Problem details: Keep the pictures out of the copy and repeat the records exactly.

[start Listing]

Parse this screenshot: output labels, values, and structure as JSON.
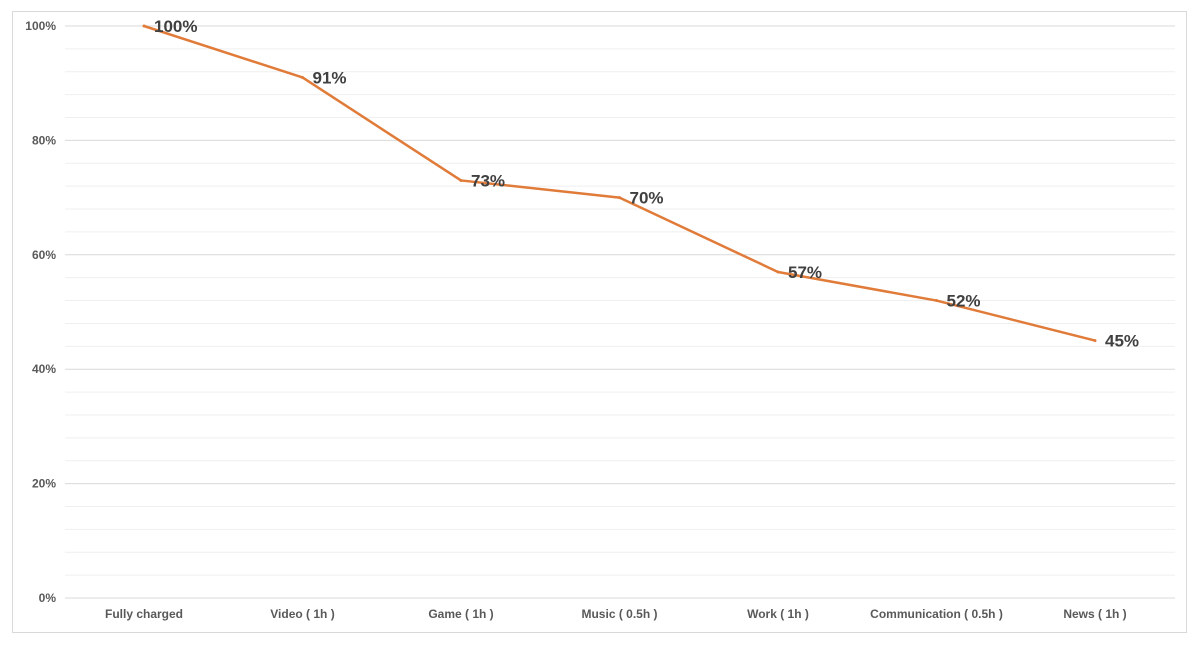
{
  "chart_data": {
    "type": "line",
    "title": "",
    "xlabel": "",
    "ylabel": "",
    "categories": [
      "Fully charged",
      "Video ( 1h )",
      "Game ( 1h )",
      "Music ( 0.5h )",
      "Work ( 1h )",
      "Communication ( 0.5h )",
      "News ( 1h )"
    ],
    "series": [
      {
        "values": [
          100,
          91,
          73,
          70,
          57,
          52,
          45
        ],
        "data_labels": [
          "100%",
          "91%",
          "73%",
          "70%",
          "57%",
          "52%",
          "45%"
        ],
        "color": "#E07B39"
      }
    ],
    "ylim": [
      0,
      100
    ],
    "yticks": [
      0,
      20,
      40,
      60,
      80,
      100
    ],
    "ytick_labels": [
      "0%",
      "20%",
      "40%",
      "60%",
      "80%",
      "100%"
    ],
    "grid": true,
    "legend": "none"
  }
}
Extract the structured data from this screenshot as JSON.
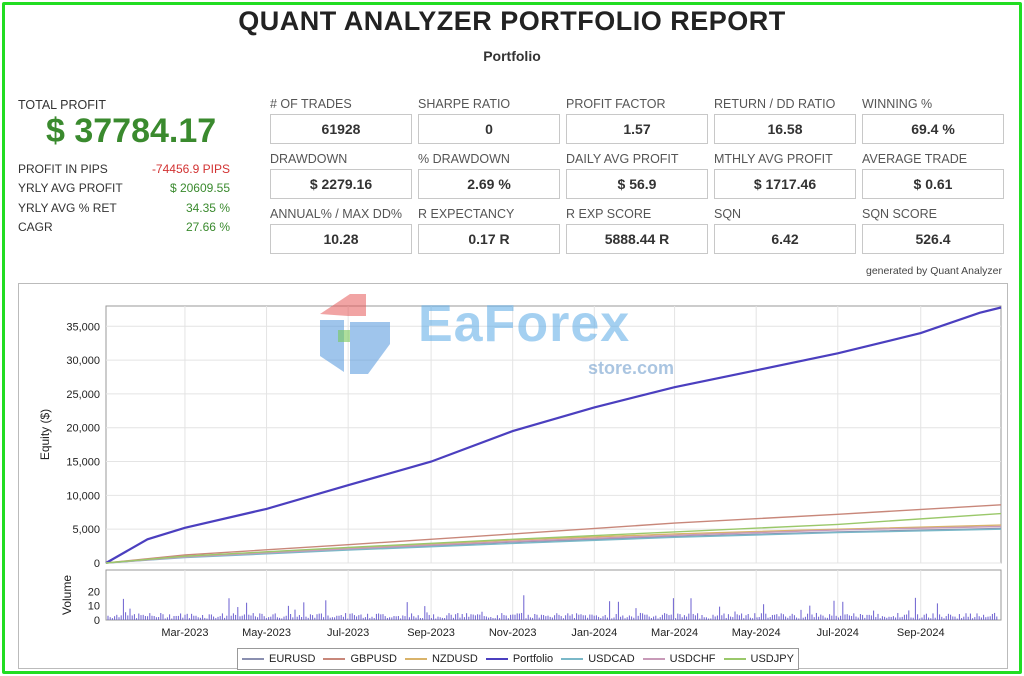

[end Listing]

Full output:
Parse this screenshot: output labels, values, and structure as JSON.
{
  "chart_data": {
    "type": "line",
    "title": "",
    "xlabel": "",
    "ylabel": "",
    "categories": [
      "Fully charged",
      "Video ( 1h )",
      "Game ( 1h )",
      "Music ( 0.5h )",
      "Work ( 1h )",
      "Communication ( 0.5h )",
      "News ( 1h )"
    ],
    "series": [
      {
        "values": [
          100,
          91,
          73,
          70,
          57,
          52,
          45
        ],
        "data_labels": [
          "100%",
          "91%",
          "73%",
          "70%",
          "57%",
          "52%",
          "45%"
        ],
        "color": "#E07B39"
      }
    ],
    "ylim": [
      0,
      100
    ],
    "yticks": [
      0,
      20,
      40,
      60,
      80,
      100
    ],
    "ytick_labels": [
      "0%",
      "20%",
      "40%",
      "60%",
      "80%",
      "100%"
    ],
    "grid": true,
    "legend": "none"
  }
}
Extract the structured data from this screenshot as JSON.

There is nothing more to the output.